Uruguayan philosopher, journalist and documentary film director

Facundo Ponce de León Reyes (born August 21, 1978) is a Uruguayan philosopher, journalist and documentary film director. Since February 2023, he has been the current president of the Agencia del Cine y el Audiovisual de Uruguay (ACAU).

== Career ==
He holds degrees in philosophy and communication sciences from the University of the Republic, a doctorate in philosophy from Carlos III University of Madrid, and is an alumnus of the German School of Montevideo. He currently teaches "pain, beauty, and death" at the Catholic University of Uruguay.

He hosted the interview series Vidas (2005–2010) and was the producer of the program El Origen (2016–2018). In 2013, he hosted the first televised meeting of the Andes survivors: El Milagro de Los Andes: la historia contada por sus protagonistas. In September 2019, he hosted De cerca, a series of in-depth interviews with the eleven national presidential candidates of Uruguay.

Before assuming his position at the Agencia del Cine y el Audiovisual de Uruguay (ACAU), he co-directed the documentary The Door Is There with his brother Juan. The film was selected for the 26th Málaga Film Festival, 71st San Sebastián International Film Festival, and 44th Havana Film Festival. It was commercially released on November 1, 2023, in Spanish theaters, and on August 8, 2024, in Uruguayan theaters.

What you need to do -
In the passage about the Uruguayan philosopher and film director, what is the exact wording between "He hosted the interview" and "candidates of Uruguay.", inclusive? Reproduce it word for word.

Bounding box prediction data:
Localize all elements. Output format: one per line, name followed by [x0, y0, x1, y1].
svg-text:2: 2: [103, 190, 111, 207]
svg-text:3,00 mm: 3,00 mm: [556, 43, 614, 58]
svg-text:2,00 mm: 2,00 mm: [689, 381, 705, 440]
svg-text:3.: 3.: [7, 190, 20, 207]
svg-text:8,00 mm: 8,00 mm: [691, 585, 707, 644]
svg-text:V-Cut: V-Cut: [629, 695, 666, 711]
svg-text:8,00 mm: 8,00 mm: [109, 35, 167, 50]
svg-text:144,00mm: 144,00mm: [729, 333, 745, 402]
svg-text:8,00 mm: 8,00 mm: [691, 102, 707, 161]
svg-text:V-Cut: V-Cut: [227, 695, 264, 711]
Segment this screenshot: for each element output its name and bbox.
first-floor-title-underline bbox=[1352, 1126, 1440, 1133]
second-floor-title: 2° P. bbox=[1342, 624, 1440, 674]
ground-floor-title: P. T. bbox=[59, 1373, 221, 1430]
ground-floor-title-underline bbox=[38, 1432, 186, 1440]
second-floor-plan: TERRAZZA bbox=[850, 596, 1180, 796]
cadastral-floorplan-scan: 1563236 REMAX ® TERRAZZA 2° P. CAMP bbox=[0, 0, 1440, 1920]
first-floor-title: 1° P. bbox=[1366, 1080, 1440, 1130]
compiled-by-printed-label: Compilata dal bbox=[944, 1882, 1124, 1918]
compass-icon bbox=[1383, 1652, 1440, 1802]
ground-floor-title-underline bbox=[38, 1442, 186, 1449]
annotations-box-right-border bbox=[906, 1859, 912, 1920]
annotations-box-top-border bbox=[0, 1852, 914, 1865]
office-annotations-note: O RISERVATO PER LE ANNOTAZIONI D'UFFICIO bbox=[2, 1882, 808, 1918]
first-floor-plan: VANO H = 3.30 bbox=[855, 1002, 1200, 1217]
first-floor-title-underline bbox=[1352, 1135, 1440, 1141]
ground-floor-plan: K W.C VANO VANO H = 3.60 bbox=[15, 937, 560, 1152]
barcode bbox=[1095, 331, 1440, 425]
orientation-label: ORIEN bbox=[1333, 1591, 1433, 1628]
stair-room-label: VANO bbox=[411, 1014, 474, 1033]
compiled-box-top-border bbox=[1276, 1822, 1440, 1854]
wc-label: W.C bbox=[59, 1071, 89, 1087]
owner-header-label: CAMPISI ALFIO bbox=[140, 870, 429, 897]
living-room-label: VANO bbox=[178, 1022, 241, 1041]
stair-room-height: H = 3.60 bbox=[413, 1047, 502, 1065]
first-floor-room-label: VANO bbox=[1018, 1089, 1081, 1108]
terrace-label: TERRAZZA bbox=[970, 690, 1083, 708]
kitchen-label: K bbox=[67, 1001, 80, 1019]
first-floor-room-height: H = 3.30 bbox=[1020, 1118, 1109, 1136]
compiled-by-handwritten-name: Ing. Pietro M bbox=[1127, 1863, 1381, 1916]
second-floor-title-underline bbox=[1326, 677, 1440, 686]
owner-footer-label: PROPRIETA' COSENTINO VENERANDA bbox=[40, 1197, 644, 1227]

Exercise solution -
He hosted the interview series Vidas (2005–2010) and was the producer of the program El Origen (2016–2018). In 2013, he hosted the first televised meeting of the Andes survivors: El Milagro de Los Andes: la historia contada por sus protagonistas. In September 2019, he hosted De cerca, a series of in-depth interviews with the eleven national presidential candidates of Uruguay.